- **Figure dataset records**:
## START

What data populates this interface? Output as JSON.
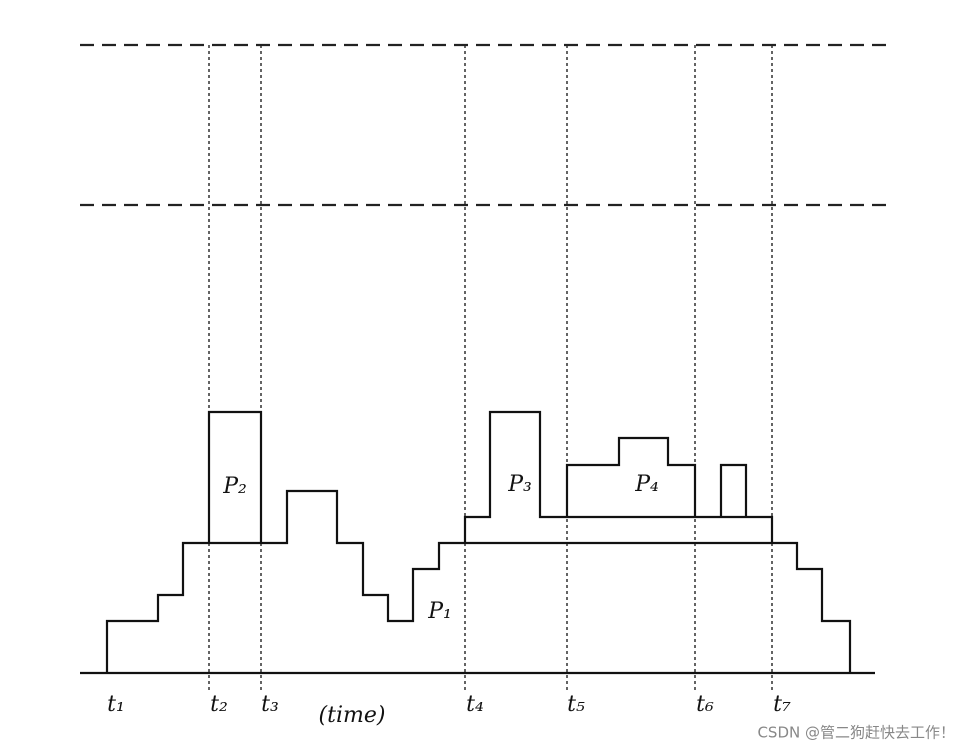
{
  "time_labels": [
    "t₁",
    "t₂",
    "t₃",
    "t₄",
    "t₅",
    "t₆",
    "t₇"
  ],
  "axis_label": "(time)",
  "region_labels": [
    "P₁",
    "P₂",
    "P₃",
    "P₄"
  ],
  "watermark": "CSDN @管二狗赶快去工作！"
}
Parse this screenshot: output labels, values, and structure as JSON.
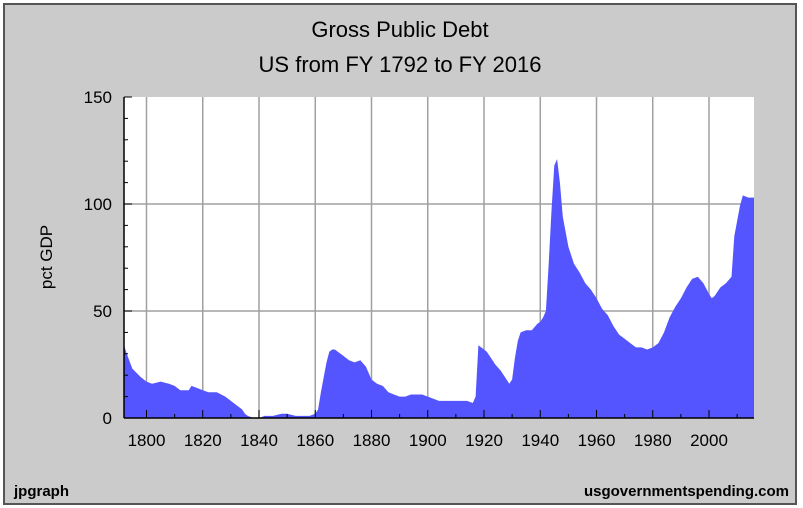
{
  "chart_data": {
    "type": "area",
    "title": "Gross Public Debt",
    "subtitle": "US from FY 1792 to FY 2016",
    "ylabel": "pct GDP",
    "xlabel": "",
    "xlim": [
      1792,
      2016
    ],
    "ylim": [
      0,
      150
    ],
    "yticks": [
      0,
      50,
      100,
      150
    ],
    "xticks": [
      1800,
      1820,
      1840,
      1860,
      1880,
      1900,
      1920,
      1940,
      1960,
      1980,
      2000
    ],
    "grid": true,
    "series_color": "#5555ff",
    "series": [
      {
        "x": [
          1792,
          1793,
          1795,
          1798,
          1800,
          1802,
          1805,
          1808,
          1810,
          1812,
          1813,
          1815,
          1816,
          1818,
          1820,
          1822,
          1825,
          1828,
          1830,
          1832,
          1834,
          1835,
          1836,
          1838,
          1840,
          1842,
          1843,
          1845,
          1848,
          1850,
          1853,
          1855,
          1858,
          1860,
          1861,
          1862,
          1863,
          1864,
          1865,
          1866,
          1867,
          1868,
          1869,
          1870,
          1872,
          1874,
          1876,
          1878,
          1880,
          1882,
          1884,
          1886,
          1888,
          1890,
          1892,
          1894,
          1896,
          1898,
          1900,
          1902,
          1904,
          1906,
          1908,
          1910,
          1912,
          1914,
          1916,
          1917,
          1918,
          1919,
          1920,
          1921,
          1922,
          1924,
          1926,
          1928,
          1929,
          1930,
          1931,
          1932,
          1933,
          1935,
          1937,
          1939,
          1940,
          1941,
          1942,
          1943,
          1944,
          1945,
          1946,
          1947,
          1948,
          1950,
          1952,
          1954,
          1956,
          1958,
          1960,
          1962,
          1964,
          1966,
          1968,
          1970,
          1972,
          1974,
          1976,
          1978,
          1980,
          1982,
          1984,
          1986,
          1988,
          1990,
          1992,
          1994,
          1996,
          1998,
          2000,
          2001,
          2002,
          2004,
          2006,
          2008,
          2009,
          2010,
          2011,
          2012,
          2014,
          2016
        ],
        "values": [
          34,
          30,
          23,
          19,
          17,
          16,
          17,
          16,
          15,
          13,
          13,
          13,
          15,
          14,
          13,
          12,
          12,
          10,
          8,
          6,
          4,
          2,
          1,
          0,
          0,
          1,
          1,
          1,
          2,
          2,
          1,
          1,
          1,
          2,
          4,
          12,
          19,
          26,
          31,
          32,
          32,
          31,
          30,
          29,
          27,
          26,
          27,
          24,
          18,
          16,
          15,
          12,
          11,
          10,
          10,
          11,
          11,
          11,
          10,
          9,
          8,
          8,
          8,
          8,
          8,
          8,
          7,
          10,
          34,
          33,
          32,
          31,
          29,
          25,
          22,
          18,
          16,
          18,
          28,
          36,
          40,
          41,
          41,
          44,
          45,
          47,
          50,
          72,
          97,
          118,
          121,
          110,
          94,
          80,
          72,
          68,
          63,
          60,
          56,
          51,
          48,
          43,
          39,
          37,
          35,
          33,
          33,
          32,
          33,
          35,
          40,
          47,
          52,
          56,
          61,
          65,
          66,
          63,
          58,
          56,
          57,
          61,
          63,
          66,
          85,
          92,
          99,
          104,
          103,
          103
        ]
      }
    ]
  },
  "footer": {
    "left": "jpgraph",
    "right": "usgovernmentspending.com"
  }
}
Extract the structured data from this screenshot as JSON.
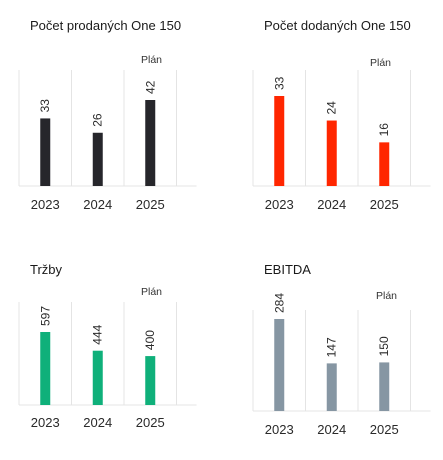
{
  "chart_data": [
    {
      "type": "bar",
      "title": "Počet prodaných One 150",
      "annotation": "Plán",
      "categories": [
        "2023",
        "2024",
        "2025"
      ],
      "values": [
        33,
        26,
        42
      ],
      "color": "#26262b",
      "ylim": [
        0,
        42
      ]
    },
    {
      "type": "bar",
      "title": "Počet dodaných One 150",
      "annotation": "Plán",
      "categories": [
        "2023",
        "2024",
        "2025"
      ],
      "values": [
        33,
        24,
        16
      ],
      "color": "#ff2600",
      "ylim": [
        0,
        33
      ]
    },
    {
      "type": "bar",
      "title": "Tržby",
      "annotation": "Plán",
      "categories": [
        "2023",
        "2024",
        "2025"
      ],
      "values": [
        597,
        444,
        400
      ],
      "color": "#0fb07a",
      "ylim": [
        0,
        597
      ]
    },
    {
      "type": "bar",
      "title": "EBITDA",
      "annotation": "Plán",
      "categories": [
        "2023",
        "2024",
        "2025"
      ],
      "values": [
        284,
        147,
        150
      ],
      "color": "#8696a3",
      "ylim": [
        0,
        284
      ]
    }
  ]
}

## END

- **WHAT TO DO**: From the listing above, print every entry precisely and drop the pictures.

- **THE RESULT**:
What data populates this interface? Output as JSON.
{
  "time_labels": [
    "t₁",
    "t₂",
    "t₃",
    "t₄",
    "t₅",
    "t₆",
    "t₇"
  ],
  "axis_label": "(time)",
  "region_labels": [
    "P₁",
    "P₂",
    "P₃",
    "P₄"
  ],
  "watermark": "CSDN @管二狗赶快去工作！"
}
Parse this screenshot: output labels, values, and structure as JSON.
{
  "chart_data": {
    "type": "area",
    "title": "Gross Public Debt",
    "subtitle": "US from FY 1792 to FY 2016",
    "ylabel": "pct GDP",
    "xlabel": "",
    "xlim": [
      1792,
      2016
    ],
    "ylim": [
      0,
      150
    ],
    "yticks": [
      0,
      50,
      100,
      150
    ],
    "xticks": [
      1800,
      1820,
      1840,
      1860,
      1880,
      1900,
      1920,
      1940,
      1960,
      1980,
      2000
    ],
    "grid": true,
    "series_color": "#5555ff",
    "series": [
      {
        "x": [
          1792,
          1793,
          1795,
          1798,
          1800,
          1802,
          1805,
          1808,
          1810,
          1812,
          1813,
          1815,
          1816,
          1818,
          1820,
          1822,
          1825,
          1828,
          1830,
          1832,
          1834,
          1835,
          1836,
          1838,
          1840,
          1842,
          1843,
          1845,
          1848,
          1850,
          1853,
          1855,
          1858,
          1860,
          1861,
          1862,
          1863,
          1864,
          1865,
          1866,
          1867,
          1868,
          1869,
          1870,
          1872,
          1874,
          1876,
          1878,
          1880,
          1882,
          1884,
          1886,
          1888,
          1890,
          1892,
          1894,
          1896,
          1898,
          1900,
          1902,
          1904,
          1906,
          1908,
          1910,
          1912,
          1914,
          1916,
          1917,
          1918,
          1919,
          1920,
          1921,
          1922,
          1924,
          1926,
          1928,
          1929,
          1930,
          1931,
          1932,
          1933,
          1935,
          1937,
          1939,
          1940,
          1941,
          1942,
          1943,
          1944,
          1945,
          1946,
          1947,
          1948,
          1950,
          1952,
          1954,
          1956,
          1958,
          1960,
          1962,
          1964,
          1966,
          1968,
          1970,
          1972,
          1974,
          1976,
          1978,
          1980,
          1982,
          1984,
          1986,
          1988,
          1990,
          1992,
          1994,
          1996,
          1998,
          2000,
          2001,
          2002,
          2004,
          2006,
          2008,
          2009,
          2010,
          2011,
          2012,
          2014,
          2016
        ],
        "values": [
          34,
          30,
          23,
          19,
          17,
          16,
          17,
          16,
          15,
          13,
          13,
          13,
          15,
          14,
          13,
          12,
          12,
          10,
          8,
          6,
          4,
          2,
          1,
          0,
          0,
          1,
          1,
          1,
          2,
          2,
          1,
          1,
          1,
          2,
          4,
          12,
          19,
          26,
          31,
          32,
          32,
          31,
          30,
          29,
          27,
          26,
          27,
          24,
          18,
          16,
          15,
          12,
          11,
          10,
          10,
          11,
          11,
          11,
          10,
          9,
          8,
          8,
          8,
          8,
          8,
          8,
          7,
          10,
          34,
          33,
          32,
          31,
          29,
          25,
          22,
          18,
          16,
          18,
          28,
          36,
          40,
          41,
          41,
          44,
          45,
          47,
          50,
          72,
          97,
          118,
          121,
          110,
          94,
          80,
          72,
          68,
          63,
          60,
          56,
          51,
          48,
          43,
          39,
          37,
          35,
          33,
          33,
          32,
          33,
          35,
          40,
          47,
          52,
          56,
          61,
          65,
          66,
          63,
          58,
          56,
          57,
          61,
          63,
          66,
          85,
          92,
          99,
          104,
          103,
          103
        ]
      }
    ]
  },
  "footer": {
    "left": "jpgraph",
    "right": "usgovernmentspending.com"
  }
}
Extract the structured data from this screenshot as JSON.
{
  "chart_data": [
    {
      "type": "bar",
      "title": "Počet prodaných One 150",
      "annotation": "Plán",
      "categories": [
        "2023",
        "2024",
        "2025"
      ],
      "values": [
        33,
        26,
        42
      ],
      "color": "#26262b",
      "ylim": [
        0,
        42
      ]
    },
    {
      "type": "bar",
      "title": "Počet dodaných One 150",
      "annotation": "Plán",
      "categories": [
        "2023",
        "2024",
        "2025"
      ],
      "values": [
        33,
        24,
        16
      ],
      "color": "#ff2600",
      "ylim": [
        0,
        33
      ]
    },
    {
      "type": "bar",
      "title": "Tržby",
      "annotation": "Plán",
      "categories": [
        "2023",
        "2024",
        "2025"
      ],
      "values": [
        597,
        444,
        400
      ],
      "color": "#0fb07a",
      "ylim": [
        0,
        597
      ]
    },
    {
      "type": "bar",
      "title": "EBITDA",
      "annotation": "Plán",
      "categories": [
        "2023",
        "2024",
        "2025"
      ],
      "values": [
        284,
        147,
        150
      ],
      "color": "#8696a3",
      "ylim": [
        0,
        284
      ]
    }
  ]
}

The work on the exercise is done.